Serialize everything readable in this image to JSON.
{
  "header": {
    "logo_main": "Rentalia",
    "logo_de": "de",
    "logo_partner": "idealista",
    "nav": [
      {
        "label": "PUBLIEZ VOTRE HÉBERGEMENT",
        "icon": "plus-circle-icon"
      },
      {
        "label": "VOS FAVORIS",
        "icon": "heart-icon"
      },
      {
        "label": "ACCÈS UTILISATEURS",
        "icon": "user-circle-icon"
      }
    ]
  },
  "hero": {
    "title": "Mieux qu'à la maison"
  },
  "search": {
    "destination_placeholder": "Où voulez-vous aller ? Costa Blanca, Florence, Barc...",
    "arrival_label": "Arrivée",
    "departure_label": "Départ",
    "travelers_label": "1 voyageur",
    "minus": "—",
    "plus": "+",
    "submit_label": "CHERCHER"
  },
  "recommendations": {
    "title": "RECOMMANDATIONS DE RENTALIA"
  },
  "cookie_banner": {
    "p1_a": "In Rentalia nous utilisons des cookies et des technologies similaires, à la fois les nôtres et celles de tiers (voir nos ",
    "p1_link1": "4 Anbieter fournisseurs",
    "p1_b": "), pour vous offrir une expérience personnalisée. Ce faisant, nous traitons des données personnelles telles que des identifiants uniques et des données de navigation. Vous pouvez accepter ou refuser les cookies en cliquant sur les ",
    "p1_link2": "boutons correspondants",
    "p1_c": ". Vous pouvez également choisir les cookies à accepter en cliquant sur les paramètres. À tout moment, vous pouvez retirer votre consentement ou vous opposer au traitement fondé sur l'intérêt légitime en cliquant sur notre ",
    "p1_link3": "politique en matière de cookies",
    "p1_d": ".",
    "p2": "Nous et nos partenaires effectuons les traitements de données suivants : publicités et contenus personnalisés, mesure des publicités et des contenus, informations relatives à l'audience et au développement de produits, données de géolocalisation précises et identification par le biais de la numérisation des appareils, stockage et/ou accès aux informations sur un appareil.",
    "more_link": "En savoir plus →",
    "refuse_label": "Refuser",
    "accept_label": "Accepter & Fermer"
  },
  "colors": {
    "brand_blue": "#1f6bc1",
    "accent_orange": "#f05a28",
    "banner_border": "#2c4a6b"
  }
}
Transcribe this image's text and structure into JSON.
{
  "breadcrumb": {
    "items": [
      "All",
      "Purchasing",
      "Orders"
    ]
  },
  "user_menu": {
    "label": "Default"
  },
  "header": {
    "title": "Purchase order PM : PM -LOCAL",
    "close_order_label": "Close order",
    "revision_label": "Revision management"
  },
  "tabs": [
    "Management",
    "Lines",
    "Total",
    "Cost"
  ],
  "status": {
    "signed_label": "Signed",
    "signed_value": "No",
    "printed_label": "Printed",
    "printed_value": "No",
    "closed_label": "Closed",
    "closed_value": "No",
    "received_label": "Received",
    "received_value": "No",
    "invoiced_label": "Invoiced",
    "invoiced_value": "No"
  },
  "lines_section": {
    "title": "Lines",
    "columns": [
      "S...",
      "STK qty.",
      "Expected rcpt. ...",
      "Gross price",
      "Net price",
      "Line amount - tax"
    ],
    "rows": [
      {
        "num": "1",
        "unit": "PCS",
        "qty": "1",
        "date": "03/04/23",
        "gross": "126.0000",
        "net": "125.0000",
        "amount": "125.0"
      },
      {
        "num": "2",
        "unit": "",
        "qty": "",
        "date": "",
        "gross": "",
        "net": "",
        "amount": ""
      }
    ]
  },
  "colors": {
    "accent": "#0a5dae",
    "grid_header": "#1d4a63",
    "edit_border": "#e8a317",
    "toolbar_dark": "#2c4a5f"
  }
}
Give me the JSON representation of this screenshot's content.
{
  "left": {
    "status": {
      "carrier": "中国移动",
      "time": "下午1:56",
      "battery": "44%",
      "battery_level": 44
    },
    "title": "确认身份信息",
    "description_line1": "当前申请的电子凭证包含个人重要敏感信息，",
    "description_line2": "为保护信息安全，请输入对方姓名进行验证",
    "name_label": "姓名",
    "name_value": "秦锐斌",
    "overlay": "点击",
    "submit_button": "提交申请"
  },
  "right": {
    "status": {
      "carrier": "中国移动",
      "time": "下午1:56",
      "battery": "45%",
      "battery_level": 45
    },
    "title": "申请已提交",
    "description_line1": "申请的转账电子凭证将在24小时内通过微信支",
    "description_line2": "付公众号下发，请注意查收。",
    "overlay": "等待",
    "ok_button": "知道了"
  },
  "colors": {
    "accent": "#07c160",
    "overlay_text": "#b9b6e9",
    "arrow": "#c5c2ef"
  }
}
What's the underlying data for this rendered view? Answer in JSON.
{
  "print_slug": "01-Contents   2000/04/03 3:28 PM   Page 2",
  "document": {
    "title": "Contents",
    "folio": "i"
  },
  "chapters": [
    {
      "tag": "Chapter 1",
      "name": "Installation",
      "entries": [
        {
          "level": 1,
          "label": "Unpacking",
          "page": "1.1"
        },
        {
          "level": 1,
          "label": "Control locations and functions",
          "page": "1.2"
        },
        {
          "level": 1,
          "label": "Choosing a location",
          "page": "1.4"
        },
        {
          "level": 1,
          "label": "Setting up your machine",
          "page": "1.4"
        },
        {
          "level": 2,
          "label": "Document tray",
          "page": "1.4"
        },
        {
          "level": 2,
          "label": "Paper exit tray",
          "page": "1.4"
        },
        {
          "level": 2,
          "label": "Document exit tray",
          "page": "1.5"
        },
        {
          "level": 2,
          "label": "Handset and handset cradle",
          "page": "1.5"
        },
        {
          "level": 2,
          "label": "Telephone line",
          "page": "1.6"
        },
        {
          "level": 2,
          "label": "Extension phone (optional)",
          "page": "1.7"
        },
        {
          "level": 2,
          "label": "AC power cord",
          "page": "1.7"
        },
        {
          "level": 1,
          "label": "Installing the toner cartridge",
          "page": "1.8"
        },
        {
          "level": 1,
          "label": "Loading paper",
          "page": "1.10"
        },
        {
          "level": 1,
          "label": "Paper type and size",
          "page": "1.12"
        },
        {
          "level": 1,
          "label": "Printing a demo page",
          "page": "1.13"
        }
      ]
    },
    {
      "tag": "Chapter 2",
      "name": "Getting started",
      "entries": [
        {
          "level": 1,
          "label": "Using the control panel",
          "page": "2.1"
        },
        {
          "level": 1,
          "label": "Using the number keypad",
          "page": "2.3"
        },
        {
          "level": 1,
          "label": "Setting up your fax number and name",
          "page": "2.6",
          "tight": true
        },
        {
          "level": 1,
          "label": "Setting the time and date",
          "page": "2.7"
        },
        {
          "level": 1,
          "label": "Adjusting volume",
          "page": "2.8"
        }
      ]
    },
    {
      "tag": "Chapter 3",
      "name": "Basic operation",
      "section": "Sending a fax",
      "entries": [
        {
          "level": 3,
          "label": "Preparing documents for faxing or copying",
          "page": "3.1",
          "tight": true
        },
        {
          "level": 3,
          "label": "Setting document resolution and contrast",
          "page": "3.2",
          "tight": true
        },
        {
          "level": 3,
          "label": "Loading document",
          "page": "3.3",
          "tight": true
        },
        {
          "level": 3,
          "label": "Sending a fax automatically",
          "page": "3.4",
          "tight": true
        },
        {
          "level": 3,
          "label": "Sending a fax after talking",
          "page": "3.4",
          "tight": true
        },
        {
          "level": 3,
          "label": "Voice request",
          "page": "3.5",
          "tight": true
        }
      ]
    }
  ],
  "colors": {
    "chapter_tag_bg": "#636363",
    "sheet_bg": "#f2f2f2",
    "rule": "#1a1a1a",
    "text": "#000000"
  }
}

----

■ WHAT THIS TASK INVOLVES ■
Extract the full listing and reproduce each line exactly.

■ SOLUTION FOR THIS EXERCISE ■
Serialize everything readable in this image to JSON.
{
  "header": {
    "logo_main": "Rentalia",
    "logo_de": "de",
    "logo_partner": "idealista",
    "nav": [
      {
        "label": "PUBLIEZ VOTRE HÉBERGEMENT",
        "icon": "plus-circle-icon"
      },
      {
        "label": "VOS FAVORIS",
        "icon": "heart-icon"
      },
      {
        "label": "ACCÈS UTILISATEURS",
        "icon": "user-circle-icon"
      }
    ]
  },
  "hero": {
    "title": "Mieux qu'à la maison"
  },
  "search": {
    "destination_placeholder": "Où voulez-vous aller ? Costa Blanca, Florence, Barc...",
    "arrival_label": "Arrivée",
    "departure_label": "Départ",
    "travelers_label": "1 voyageur",
    "minus": "—",
    "plus": "+",
    "submit_label": "CHERCHER"
  },
  "recommendations": {
    "title": "RECOMMANDATIONS DE RENTALIA"
  },
  "cookie_banner": {
    "p1_a": "In Rentalia nous utilisons des cookies et des technologies similaires, à la fois les nôtres et celles de tiers (voir nos ",
    "p1_link1": "4 Anbieter fournisseurs",
    "p1_b": "), pour vous offrir une expérience personnalisée. Ce faisant, nous traitons des données personnelles telles que des identifiants uniques et des données de navigation. Vous pouvez accepter ou refuser les cookies en cliquant sur les ",
    "p1_link2": "boutons correspondants",
    "p1_c": ". Vous pouvez également choisir les cookies à accepter en cliquant sur les paramètres. À tout moment, vous pouvez retirer votre consentement ou vous opposer au traitement fondé sur l'intérêt légitime en cliquant sur notre ",
    "p1_link3": "politique en matière de cookies",
    "p1_d": ".",
    "p2": "Nous et nos partenaires effectuons les traitements de données suivants : publicités et contenus personnalisés, mesure des publicités et des contenus, informations relatives à l'audience et au développement de produits, données de géolocalisation précises et identification par le biais de la numérisation des appareils, stockage et/ou accès aux informations sur un appareil.",
    "more_link": "En savoir plus →",
    "refuse_label": "Refuser",
    "accept_label": "Accepter & Fermer"
  },
  "colors": {
    "brand_blue": "#1f6bc1",
    "accent_orange": "#f05a28",
    "banner_border": "#2c4a6b"
  }
}
Transcribe this image's text and structure into JSON.
{
  "breadcrumb": {
    "items": [
      "All",
      "Purchasing",
      "Orders"
    ]
  },
  "user_menu": {
    "label": "Default"
  },
  "header": {
    "title": "Purchase order PM : PM -LOCAL",
    "close_order_label": "Close order",
    "revision_label": "Revision management"
  },
  "tabs": [
    "Management",
    "Lines",
    "Total",
    "Cost"
  ],
  "status": {
    "signed_label": "Signed",
    "signed_value": "No",
    "printed_label": "Printed",
    "printed_value": "No",
    "closed_label": "Closed",
    "closed_value": "No",
    "received_label": "Received",
    "received_value": "No",
    "invoiced_label": "Invoiced",
    "invoiced_value": "No"
  },
  "lines_section": {
    "title": "Lines",
    "columns": [
      "S...",
      "STK qty.",
      "Expected rcpt. ...",
      "Gross price",
      "Net price",
      "Line amount - tax"
    ],
    "rows": [
      {
        "num": "1",
        "unit": "PCS",
        "qty": "1",
        "date": "03/04/23",
        "gross": "126.0000",
        "net": "125.0000",
        "amount": "125.0"
      },
      {
        "num": "2",
        "unit": "",
        "qty": "",
        "date": "",
        "gross": "",
        "net": "",
        "amount": ""
      }
    ]
  },
  "colors": {
    "accent": "#0a5dae",
    "grid_header": "#1d4a63",
    "edit_border": "#e8a317",
    "toolbar_dark": "#2c4a5f"
  }
}
Give me the JSON representation of this screenshot's content.
{
  "left": {
    "status": {
      "carrier": "中国移动",
      "time": "下午1:56",
      "battery": "44%",
      "battery_level": 44
    },
    "title": "确认身份信息",
    "description_line1": "当前申请的电子凭证包含个人重要敏感信息，",
    "description_line2": "为保护信息安全，请输入对方姓名进行验证",
    "name_label": "姓名",
    "name_value": "秦锐斌",
    "overlay": "点击",
    "submit_button": "提交申请"
  },
  "right": {
    "status": {
      "carrier": "中国移动",
      "time": "下午1:56",
      "battery": "45%",
      "battery_level": 45
    },
    "title": "申请已提交",
    "description_line1": "申请的转账电子凭证将在24小时内通过微信支",
    "description_line2": "付公众号下发，请注意查收。",
    "overlay": "等待",
    "ok_button": "知道了"
  },
  "colors": {
    "accent": "#07c160",
    "overlay_text": "#b9b6e9",
    "arrow": "#c5c2ef"
  }
}
What's the underlying data for this rendered view? Answer in JSON.
{
  "print_slug": "01-Contents   2000/04/03 3:28 PM   Page 2",
  "document": {
    "title": "Contents",
    "folio": "i"
  },
  "chapters": [
    {
      "tag": "Chapter 1",
      "name": "Installation",
      "entries": [
        {
          "level": 1,
          "label": "Unpacking",
          "page": "1.1"
        },
        {
          "level": 1,
          "label": "Control locations and functions",
          "page": "1.2"
        },
        {
          "level": 1,
          "label": "Choosing a location",
          "page": "1.4"
        },
        {
          "level": 1,
          "label": "Setting up your machine",
          "page": "1.4"
        },
        {
          "level": 2,
          "label": "Document tray",
          "page": "1.4"
        },
        {
          "level": 2,
          "label": "Paper exit tray",
          "page": "1.4"
        },
        {
          "level": 2,
          "label": "Document exit tray",
          "page": "1.5"
        },
        {
          "level": 2,
          "label": "Handset and handset cradle",
          "page": "1.5"
        },
        {
          "level": 2,
          "label": "Telephone line",
          "page": "1.6"
        },
        {
          "level": 2,
          "label": "Extension phone (optional)",
          "page": "1.7"
        },
        {
          "level": 2,
          "label": "AC power cord",
          "page": "1.7"
        },
        {
          "level": 1,
          "label": "Installing the toner cartridge",
          "page": "1.8"
        },
        {
          "level": 1,
          "label": "Loading paper",
          "page": "1.10"
        },
        {
          "level": 1,
          "label": "Paper type and size",
          "page": "1.12"
        },
        {
          "level": 1,
          "label": "Printing a demo page",
          "page": "1.13"
        }
      ]
    },
    {
      "tag": "Chapter 2",
      "name": "Getting started",
      "entries": [
        {
          "level": 1,
          "label": "Using the control panel",
          "page": "2.1"
        },
        {
          "level": 1,
          "label": "Using the number keypad",
          "page": "2.3"
        },
        {
          "level": 1,
          "label": "Setting up your fax number and name",
          "page": "2.6",
          "tight": true
        },
        {
          "level": 1,
          "label": "Setting the time and date",
          "page": "2.7"
        },
        {
          "level": 1,
          "label": "Adjusting volume",
          "page": "2.8"
        }
      ]
    },
    {
      "tag": "Chapter 3",
      "name": "Basic operation",
      "section": "Sending a fax",
      "entries": [
        {
          "level": 3,
          "label": "Preparing documents for faxing or copying",
          "page": "3.1",
          "tight": true
        },
        {
          "level": 3,
          "label": "Setting document resolution and contrast",
          "page": "3.2",
          "tight": true
        },
        {
          "level": 3,
          "label": "Loading document",
          "page": "3.3",
          "tight": true
        },
        {
          "level": 3,
          "label": "Sending a fax automatically",
          "page": "3.4",
          "tight": true
        },
        {
          "level": 3,
          "label": "Sending a fax after talking",
          "page": "3.4",
          "tight": true
        },
        {
          "level": 3,
          "label": "Voice request",
          "page": "3.5",
          "tight": true
        }
      ]
    }
  ],
  "colors": {
    "chapter_tag_bg": "#636363",
    "sheet_bg": "#f2f2f2",
    "rule": "#1a1a1a",
    "text": "#000000"
  }
}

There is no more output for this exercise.